(Assignment) Everything in the listing should be set down exactly, apart from the pictures.

[Data provided]

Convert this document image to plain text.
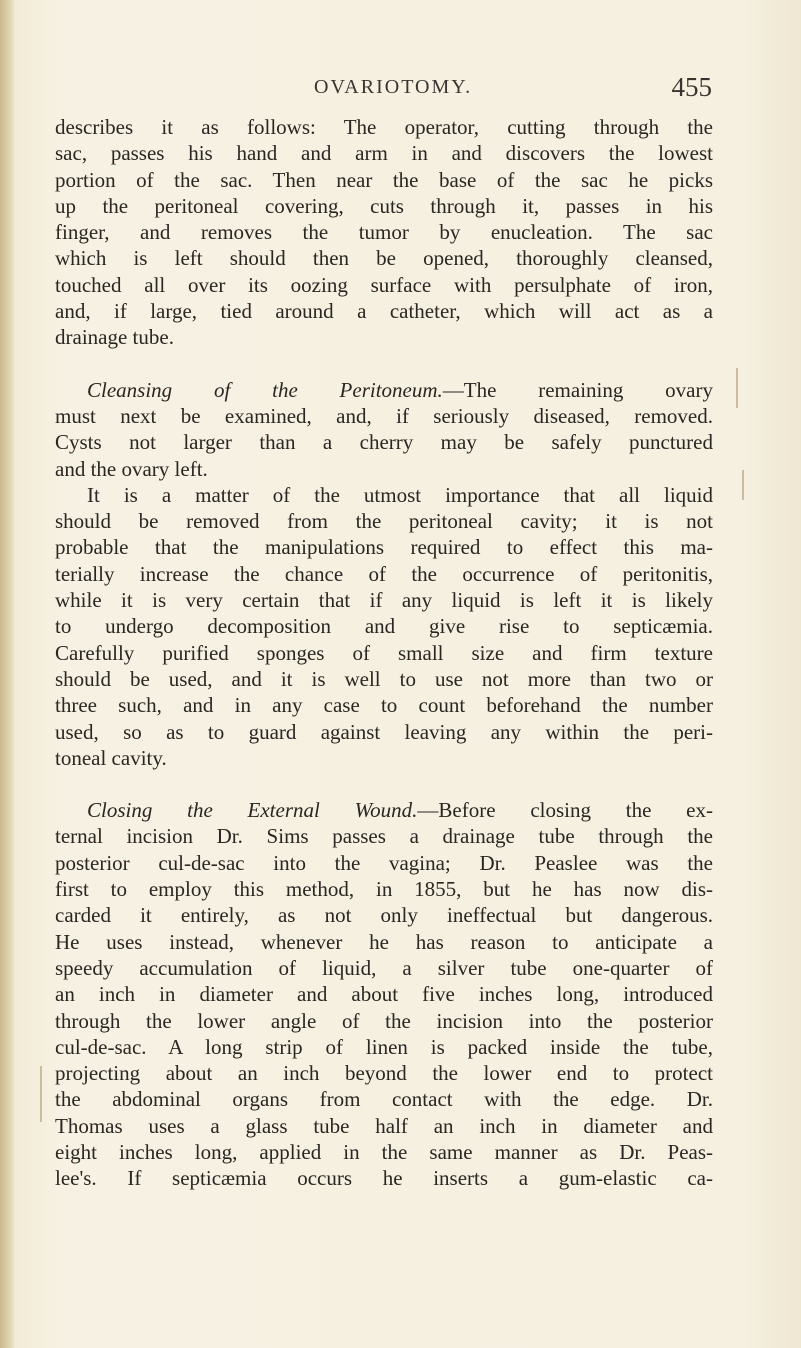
OVARIOTOMY.	455
describes it as follows: The operator, cutting through the
sac, passes his hand and arm in and discovers the lowest
portion of the sac. Then near the base of the sac he picks
up the peritoneal covering, cuts through it, passes in his
finger, and removes the tumor by enucleation. The sac
which is left should then be opened, thoroughly cleansed,
touched all over its oozing surface with persulphate of iron,
and, if large, tied around a catheter, which will act as a
drainage tube.
Cleansing of the Peritoneum.—The remaining ovary
must next be examined, and, if seriously diseased, removed.
Cysts not larger than a cherry may be safely punctured
and the ovary left.
It is a matter of the utmost importance that all liquid
should be removed from the peritoneal cavity; it is not
probable that the manipulations required to effect this ma-
terially increase the chance of the occurrence of peritonitis,
while it is very certain that if any liquid is left it is likely
to undergo decomposition and give rise to septicæmia.
Carefully purified sponges of small size and firm texture
should be used, and it is well to use not more than two or
three such, and in any case to count beforehand the number
used, so as to guard against leaving any within the peri-
toneal cavity.
Closing the External Wound.—Before closing the ex-
ternal incision Dr. Sims passes a drainage tube through the
posterior cul-de-sac into the vagina; Dr. Peaslee was the
first to employ this method, in 1855, but he has now dis-
carded it entirely, as not only ineffectual but dangerous.
He uses instead, whenever he has reason to anticipate a
speedy accumulation of liquid, a silver tube one-quarter of
an inch in diameter and about five inches long, introduced
through the lower angle of the incision into the posterior
cul-de-sac. A long strip of linen is packed inside the tube,
projecting about an inch beyond the lower end to protect
the abdominal organs from contact with the edge. Dr.
Thomas uses a glass tube half an inch in diameter and
eight inches long, applied in the same manner as Dr. Peas-
lee's. If septicæmia occurs he inserts a gum-elastic ca-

[/Data provided]

(Task result)
Convert this document image to plain text.
OVARIOTOMY.	455
describes it as follows: The operator, cutting through the
sac, passes his hand and arm in and discovers the lowest
portion of the sac. Then near the base of the sac he picks
up the peritoneal covering, cuts through it, passes in his
finger, and removes the tumor by enucleation. The sac
which is left should then be opened, thoroughly cleansed,
touched all over its oozing surface with persulphate of iron,
and, if large, tied around a catheter, which will act as a
drainage tube.
Cleansing of the Peritoneum.—The remaining ovary
must next be examined, and, if seriously diseased, removed.
Cysts not larger than a cherry may be safely punctured
and the ovary left.
It is a matter of the utmost importance that all liquid
should be removed from the peritoneal cavity; it is not
probable that the manipulations required to effect this ma-
terially increase the chance of the occurrence of peritonitis,
while it is very certain that if any liquid is left it is likely
to undergo decomposition and give rise to septicæmia.
Carefully purified sponges of small size and firm texture
should be used, and it is well to use not more than two or
three such, and in any case to count beforehand the number
used, so as to guard against leaving any within the peri-
toneal cavity.
Closing the External Wound.—Before closing the ex-
ternal incision Dr. Sims passes a drainage tube through the
posterior cul-de-sac into the vagina; Dr. Peaslee was the
first to employ this method, in 1855, but he has now dis-
carded it entirely, as not only ineffectual but dangerous.
He uses instead, whenever he has reason to anticipate a
speedy accumulation of liquid, a silver tube one-quarter of
an inch in diameter and about five inches long, introduced
through the lower angle of the incision into the posterior
cul-de-sac. A long strip of linen is packed inside the tube,
projecting about an inch beyond the lower end to protect
the abdominal organs from contact with the edge. Dr.
Thomas uses a glass tube half an inch in diameter and
eight inches long, applied in the same manner as Dr. Peas-
lee's. If septicæmia occurs he inserts a gum-elastic ca-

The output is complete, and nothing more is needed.